__DESCRIPTION OF THE TASK__. The entire listing is to be repeated verbatim.

__MATERIAL__.
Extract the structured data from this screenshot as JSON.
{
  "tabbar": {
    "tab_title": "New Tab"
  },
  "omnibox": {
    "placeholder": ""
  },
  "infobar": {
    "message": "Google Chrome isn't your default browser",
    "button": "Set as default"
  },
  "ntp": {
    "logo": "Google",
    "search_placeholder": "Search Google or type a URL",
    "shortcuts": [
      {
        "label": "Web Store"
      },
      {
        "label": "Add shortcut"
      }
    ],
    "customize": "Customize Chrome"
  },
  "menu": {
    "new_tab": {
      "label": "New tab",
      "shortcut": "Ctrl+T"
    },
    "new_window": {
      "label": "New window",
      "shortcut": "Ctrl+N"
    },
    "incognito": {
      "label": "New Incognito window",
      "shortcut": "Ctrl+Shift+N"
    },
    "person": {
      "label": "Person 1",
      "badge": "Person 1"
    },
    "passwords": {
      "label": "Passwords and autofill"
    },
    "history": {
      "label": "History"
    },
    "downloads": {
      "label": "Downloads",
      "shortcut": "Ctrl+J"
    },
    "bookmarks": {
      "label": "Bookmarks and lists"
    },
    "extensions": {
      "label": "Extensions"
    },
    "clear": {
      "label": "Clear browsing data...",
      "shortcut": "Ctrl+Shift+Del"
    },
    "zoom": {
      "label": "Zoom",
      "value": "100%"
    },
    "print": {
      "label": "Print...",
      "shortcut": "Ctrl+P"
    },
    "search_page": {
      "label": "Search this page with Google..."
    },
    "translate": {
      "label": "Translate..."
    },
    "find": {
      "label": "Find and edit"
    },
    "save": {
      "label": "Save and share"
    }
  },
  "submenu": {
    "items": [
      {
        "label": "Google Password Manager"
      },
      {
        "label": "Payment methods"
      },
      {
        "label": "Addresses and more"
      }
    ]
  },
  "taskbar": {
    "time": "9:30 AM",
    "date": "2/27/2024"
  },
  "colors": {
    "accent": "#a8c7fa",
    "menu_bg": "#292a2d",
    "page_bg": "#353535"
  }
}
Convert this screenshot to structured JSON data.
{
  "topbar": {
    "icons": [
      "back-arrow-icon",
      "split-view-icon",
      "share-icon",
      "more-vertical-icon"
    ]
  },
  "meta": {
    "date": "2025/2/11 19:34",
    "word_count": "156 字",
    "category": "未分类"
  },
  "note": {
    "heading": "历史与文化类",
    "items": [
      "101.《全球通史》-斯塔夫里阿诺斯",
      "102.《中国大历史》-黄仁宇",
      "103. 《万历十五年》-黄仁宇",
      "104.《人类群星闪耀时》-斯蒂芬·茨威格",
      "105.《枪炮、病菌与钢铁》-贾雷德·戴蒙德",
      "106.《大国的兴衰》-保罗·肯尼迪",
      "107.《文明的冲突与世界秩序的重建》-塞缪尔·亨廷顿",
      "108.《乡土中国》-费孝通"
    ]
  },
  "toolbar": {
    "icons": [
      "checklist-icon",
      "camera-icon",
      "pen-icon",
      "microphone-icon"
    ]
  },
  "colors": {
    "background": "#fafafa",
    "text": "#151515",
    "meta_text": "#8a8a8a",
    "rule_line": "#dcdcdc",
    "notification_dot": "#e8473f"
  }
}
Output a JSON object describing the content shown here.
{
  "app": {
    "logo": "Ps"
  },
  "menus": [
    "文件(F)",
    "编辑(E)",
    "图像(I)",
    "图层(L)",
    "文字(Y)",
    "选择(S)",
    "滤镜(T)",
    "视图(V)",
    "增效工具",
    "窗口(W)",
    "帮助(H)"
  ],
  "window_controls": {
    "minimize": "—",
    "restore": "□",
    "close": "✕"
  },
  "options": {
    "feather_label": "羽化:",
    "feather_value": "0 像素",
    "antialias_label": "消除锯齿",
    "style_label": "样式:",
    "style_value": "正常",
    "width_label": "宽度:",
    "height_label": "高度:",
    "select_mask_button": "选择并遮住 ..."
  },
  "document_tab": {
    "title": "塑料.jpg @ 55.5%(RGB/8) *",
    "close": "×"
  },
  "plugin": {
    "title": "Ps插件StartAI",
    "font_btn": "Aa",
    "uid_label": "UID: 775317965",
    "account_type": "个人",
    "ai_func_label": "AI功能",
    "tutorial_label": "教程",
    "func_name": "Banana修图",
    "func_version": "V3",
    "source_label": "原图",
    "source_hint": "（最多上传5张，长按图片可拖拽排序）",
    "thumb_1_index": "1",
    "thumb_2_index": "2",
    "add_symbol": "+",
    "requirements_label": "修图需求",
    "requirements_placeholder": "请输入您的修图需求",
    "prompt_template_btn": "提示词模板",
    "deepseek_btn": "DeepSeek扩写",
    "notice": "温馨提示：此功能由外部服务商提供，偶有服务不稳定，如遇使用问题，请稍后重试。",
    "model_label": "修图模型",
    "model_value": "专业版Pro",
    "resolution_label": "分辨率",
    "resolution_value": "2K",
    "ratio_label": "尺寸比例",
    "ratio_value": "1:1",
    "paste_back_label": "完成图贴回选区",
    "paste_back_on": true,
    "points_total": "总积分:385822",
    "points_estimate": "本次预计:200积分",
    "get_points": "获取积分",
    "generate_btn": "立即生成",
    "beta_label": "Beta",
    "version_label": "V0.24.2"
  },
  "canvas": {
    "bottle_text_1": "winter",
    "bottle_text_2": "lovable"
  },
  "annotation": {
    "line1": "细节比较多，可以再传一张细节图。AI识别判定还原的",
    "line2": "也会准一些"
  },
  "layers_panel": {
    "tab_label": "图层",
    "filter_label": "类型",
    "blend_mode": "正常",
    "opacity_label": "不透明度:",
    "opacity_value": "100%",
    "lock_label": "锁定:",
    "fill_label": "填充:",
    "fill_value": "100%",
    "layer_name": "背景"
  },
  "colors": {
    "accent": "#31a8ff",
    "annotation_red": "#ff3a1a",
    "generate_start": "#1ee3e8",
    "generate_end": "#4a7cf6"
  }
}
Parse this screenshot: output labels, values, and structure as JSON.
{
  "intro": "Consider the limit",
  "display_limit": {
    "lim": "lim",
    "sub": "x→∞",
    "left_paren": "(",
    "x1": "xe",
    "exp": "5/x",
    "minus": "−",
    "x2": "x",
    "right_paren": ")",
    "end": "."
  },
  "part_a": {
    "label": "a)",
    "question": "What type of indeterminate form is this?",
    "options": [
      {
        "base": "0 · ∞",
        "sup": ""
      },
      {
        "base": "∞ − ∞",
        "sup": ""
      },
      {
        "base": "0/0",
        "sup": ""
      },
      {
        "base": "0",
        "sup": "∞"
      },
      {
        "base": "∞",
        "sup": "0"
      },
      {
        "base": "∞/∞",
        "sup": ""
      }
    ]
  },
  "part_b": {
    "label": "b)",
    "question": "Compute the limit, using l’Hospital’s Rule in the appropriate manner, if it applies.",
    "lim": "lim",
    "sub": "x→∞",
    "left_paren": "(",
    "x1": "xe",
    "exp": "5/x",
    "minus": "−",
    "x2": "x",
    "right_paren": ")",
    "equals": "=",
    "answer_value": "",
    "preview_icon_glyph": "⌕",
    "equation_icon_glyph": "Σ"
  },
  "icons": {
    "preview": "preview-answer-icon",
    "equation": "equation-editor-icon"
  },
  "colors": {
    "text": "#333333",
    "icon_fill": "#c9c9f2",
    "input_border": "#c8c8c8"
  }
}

__RESPONSE__.
Extract the structured data from this screenshot as JSON.
{
  "tabbar": {
    "tab_title": "New Tab"
  },
  "omnibox": {
    "placeholder": ""
  },
  "infobar": {
    "message": "Google Chrome isn't your default browser",
    "button": "Set as default"
  },
  "ntp": {
    "logo": "Google",
    "search_placeholder": "Search Google or type a URL",
    "shortcuts": [
      {
        "label": "Web Store"
      },
      {
        "label": "Add shortcut"
      }
    ],
    "customize": "Customize Chrome"
  },
  "menu": {
    "new_tab": {
      "label": "New tab",
      "shortcut": "Ctrl+T"
    },
    "new_window": {
      "label": "New window",
      "shortcut": "Ctrl+N"
    },
    "incognito": {
      "label": "New Incognito window",
      "shortcut": "Ctrl+Shift+N"
    },
    "person": {
      "label": "Person 1",
      "badge": "Person 1"
    },
    "passwords": {
      "label": "Passwords and autofill"
    },
    "history": {
      "label": "History"
    },
    "downloads": {
      "label": "Downloads",
      "shortcut": "Ctrl+J"
    },
    "bookmarks": {
      "label": "Bookmarks and lists"
    },
    "extensions": {
      "label": "Extensions"
    },
    "clear": {
      "label": "Clear browsing data...",
      "shortcut": "Ctrl+Shift+Del"
    },
    "zoom": {
      "label": "Zoom",
      "value": "100%"
    },
    "print": {
      "label": "Print...",
      "shortcut": "Ctrl+P"
    },
    "search_page": {
      "label": "Search this page with Google..."
    },
    "translate": {
      "label": "Translate..."
    },
    "find": {
      "label": "Find and edit"
    },
    "save": {
      "label": "Save and share"
    }
  },
  "submenu": {
    "items": [
      {
        "label": "Google Password Manager"
      },
      {
        "label": "Payment methods"
      },
      {
        "label": "Addresses and more"
      }
    ]
  },
  "taskbar": {
    "time": "9:30 AM",
    "date": "2/27/2024"
  },
  "colors": {
    "accent": "#a8c7fa",
    "menu_bg": "#292a2d",
    "page_bg": "#353535"
  }
}
Convert this screenshot to structured JSON data.
{
  "topbar": {
    "icons": [
      "back-arrow-icon",
      "split-view-icon",
      "share-icon",
      "more-vertical-icon"
    ]
  },
  "meta": {
    "date": "2025/2/11 19:34",
    "word_count": "156 字",
    "category": "未分类"
  },
  "note": {
    "heading": "历史与文化类",
    "items": [
      "101.《全球通史》-斯塔夫里阿诺斯",
      "102.《中国大历史》-黄仁宇",
      "103. 《万历十五年》-黄仁宇",
      "104.《人类群星闪耀时》-斯蒂芬·茨威格",
      "105.《枪炮、病菌与钢铁》-贾雷德·戴蒙德",
      "106.《大国的兴衰》-保罗·肯尼迪",
      "107.《文明的冲突与世界秩序的重建》-塞缪尔·亨廷顿",
      "108.《乡土中国》-费孝通"
    ]
  },
  "toolbar": {
    "icons": [
      "checklist-icon",
      "camera-icon",
      "pen-icon",
      "microphone-icon"
    ]
  },
  "colors": {
    "background": "#fafafa",
    "text": "#151515",
    "meta_text": "#8a8a8a",
    "rule_line": "#dcdcdc",
    "notification_dot": "#e8473f"
  }
}
Output a JSON object describing the content shown here.
{
  "app": {
    "logo": "Ps"
  },
  "menus": [
    "文件(F)",
    "编辑(E)",
    "图像(I)",
    "图层(L)",
    "文字(Y)",
    "选择(S)",
    "滤镜(T)",
    "视图(V)",
    "增效工具",
    "窗口(W)",
    "帮助(H)"
  ],
  "window_controls": {
    "minimize": "—",
    "restore": "□",
    "close": "✕"
  },
  "options": {
    "feather_label": "羽化:",
    "feather_value": "0 像素",
    "antialias_label": "消除锯齿",
    "style_label": "样式:",
    "style_value": "正常",
    "width_label": "宽度:",
    "height_label": "高度:",
    "select_mask_button": "选择并遮住 ..."
  },
  "document_tab": {
    "title": "塑料.jpg @ 55.5%(RGB/8) *",
    "close": "×"
  },
  "plugin": {
    "title": "Ps插件StartAI",
    "font_btn": "Aa",
    "uid_label": "UID: 775317965",
    "account_type": "个人",
    "ai_func_label": "AI功能",
    "tutorial_label": "教程",
    "func_name": "Banana修图",
    "func_version": "V3",
    "source_label": "原图",
    "source_hint": "（最多上传5张，长按图片可拖拽排序）",
    "thumb_1_index": "1",
    "thumb_2_index": "2",
    "add_symbol": "+",
    "requirements_label": "修图需求",
    "requirements_placeholder": "请输入您的修图需求",
    "prompt_template_btn": "提示词模板",
    "deepseek_btn": "DeepSeek扩写",
    "notice": "温馨提示：此功能由外部服务商提供，偶有服务不稳定，如遇使用问题，请稍后重试。",
    "model_label": "修图模型",
    "model_value": "专业版Pro",
    "resolution_label": "分辨率",
    "resolution_value": "2K",
    "ratio_label": "尺寸比例",
    "ratio_value": "1:1",
    "paste_back_label": "完成图贴回选区",
    "paste_back_on": true,
    "points_total": "总积分:385822",
    "points_estimate": "本次预计:200积分",
    "get_points": "获取积分",
    "generate_btn": "立即生成",
    "beta_label": "Beta",
    "version_label": "V0.24.2"
  },
  "canvas": {
    "bottle_text_1": "winter",
    "bottle_text_2": "lovable"
  },
  "annotation": {
    "line1": "细节比较多，可以再传一张细节图。AI识别判定还原的",
    "line2": "也会准一些"
  },
  "layers_panel": {
    "tab_label": "图层",
    "filter_label": "类型",
    "blend_mode": "正常",
    "opacity_label": "不透明度:",
    "opacity_value": "100%",
    "lock_label": "锁定:",
    "fill_label": "填充:",
    "fill_value": "100%",
    "layer_name": "背景"
  },
  "colors": {
    "accent": "#31a8ff",
    "annotation_red": "#ff3a1a",
    "generate_start": "#1ee3e8",
    "generate_end": "#4a7cf6"
  }
}
Parse this screenshot: output labels, values, and structure as JSON.
{
  "intro": "Consider the limit",
  "display_limit": {
    "lim": "lim",
    "sub": "x→∞",
    "left_paren": "(",
    "x1": "xe",
    "exp": "5/x",
    "minus": "−",
    "x2": "x",
    "right_paren": ")",
    "end": "."
  },
  "part_a": {
    "label": "a)",
    "question": "What type of indeterminate form is this?",
    "options": [
      {
        "base": "0 · ∞",
        "sup": ""
      },
      {
        "base": "∞ − ∞",
        "sup": ""
      },
      {
        "base": "0/0",
        "sup": ""
      },
      {
        "base": "0",
        "sup": "∞"
      },
      {
        "base": "∞",
        "sup": "0"
      },
      {
        "base": "∞/∞",
        "sup": ""
      }
    ]
  },
  "part_b": {
    "label": "b)",
    "question": "Compute the limit, using l’Hospital’s Rule in the appropriate manner, if it applies.",
    "lim": "lim",
    "sub": "x→∞",
    "left_paren": "(",
    "x1": "xe",
    "exp": "5/x",
    "minus": "−",
    "x2": "x",
    "right_paren": ")",
    "equals": "=",
    "answer_value": "",
    "preview_icon_glyph": "⌕",
    "equation_icon_glyph": "Σ"
  },
  "icons": {
    "preview": "preview-answer-icon",
    "equation": "equation-editor-icon"
  },
  "colors": {
    "text": "#333333",
    "icon_fill": "#c9c9f2",
    "input_border": "#c8c8c8"
  }
}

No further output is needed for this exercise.